- RECORDS SHOWN:
[BEGIN]

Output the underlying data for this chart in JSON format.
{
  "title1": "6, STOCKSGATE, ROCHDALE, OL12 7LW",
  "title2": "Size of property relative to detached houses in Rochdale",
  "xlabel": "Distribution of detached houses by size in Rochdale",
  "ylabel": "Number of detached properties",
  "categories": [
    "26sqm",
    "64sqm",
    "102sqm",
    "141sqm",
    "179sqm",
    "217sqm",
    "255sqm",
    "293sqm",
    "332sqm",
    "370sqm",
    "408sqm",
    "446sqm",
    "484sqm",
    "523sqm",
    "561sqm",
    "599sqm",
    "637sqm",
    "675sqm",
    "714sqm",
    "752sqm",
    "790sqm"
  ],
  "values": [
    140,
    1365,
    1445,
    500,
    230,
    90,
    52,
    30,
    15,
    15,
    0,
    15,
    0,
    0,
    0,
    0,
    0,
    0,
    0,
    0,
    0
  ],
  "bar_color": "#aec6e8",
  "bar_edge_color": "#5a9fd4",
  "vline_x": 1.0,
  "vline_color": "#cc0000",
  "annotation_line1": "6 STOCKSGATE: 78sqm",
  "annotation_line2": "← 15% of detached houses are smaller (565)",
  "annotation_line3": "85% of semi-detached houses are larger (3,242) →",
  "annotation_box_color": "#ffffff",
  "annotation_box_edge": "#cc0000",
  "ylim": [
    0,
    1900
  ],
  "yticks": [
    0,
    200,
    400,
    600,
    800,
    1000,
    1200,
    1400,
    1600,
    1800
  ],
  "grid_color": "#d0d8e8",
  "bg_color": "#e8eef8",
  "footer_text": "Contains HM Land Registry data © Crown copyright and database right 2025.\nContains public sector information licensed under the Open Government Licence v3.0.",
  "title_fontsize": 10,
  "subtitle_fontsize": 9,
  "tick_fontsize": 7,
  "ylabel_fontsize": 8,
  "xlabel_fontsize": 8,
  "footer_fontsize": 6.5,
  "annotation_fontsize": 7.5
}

[END]

- YOUR OBJECTIVE: Gather each line that holds "data".

- ANSWER TO THIS EXERCISE:
Output the underlying data for this chart in JSON format.
  "footer_text": "Contains HM Land Registry data © Crown copyright and database right 2025.\nContains public sector information licensed under the Open Government Licence v3.0.",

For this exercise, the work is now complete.